### [What the task asks]
Search the material for the word "Actualmente" and report each line where it turns up.

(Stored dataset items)
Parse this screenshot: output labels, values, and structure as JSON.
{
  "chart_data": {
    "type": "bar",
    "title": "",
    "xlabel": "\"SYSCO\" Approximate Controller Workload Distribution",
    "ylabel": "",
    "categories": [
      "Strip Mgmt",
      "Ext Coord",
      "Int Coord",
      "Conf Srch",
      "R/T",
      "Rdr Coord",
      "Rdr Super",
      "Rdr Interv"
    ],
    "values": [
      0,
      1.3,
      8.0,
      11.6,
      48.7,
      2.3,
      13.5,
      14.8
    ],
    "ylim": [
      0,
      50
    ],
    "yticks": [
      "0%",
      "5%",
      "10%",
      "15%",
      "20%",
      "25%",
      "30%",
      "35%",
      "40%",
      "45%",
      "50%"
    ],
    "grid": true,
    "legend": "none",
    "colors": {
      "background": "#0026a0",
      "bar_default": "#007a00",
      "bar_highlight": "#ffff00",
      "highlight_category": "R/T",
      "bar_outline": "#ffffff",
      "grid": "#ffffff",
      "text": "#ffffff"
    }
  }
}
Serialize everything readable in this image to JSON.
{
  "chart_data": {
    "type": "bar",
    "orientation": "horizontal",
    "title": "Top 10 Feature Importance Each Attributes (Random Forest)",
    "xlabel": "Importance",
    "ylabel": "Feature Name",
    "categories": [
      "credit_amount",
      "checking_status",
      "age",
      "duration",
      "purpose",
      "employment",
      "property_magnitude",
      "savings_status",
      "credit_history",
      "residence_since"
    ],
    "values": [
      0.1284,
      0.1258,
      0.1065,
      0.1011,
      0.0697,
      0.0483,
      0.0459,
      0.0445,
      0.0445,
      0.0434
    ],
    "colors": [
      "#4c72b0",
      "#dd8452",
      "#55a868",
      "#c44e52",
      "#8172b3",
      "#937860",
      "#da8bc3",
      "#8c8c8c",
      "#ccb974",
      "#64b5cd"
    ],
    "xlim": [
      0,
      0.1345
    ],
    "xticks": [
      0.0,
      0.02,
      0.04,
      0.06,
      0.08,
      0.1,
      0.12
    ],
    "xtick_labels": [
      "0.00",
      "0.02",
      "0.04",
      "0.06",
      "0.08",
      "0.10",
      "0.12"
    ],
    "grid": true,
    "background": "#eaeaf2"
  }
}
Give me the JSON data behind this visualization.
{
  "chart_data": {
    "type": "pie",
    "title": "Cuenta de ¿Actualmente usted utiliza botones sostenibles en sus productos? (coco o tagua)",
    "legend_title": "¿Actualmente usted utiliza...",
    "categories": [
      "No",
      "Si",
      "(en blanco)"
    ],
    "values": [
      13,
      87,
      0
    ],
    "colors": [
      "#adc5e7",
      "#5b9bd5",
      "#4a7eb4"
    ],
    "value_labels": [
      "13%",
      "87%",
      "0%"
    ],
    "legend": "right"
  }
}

### [Finished answer]
    "title": "Cuenta de ¿Actualmente usted utiliza botones sostenibles en sus productos? (coco o tagua)",
    "legend_title": "¿Actualmente usted utiliza...",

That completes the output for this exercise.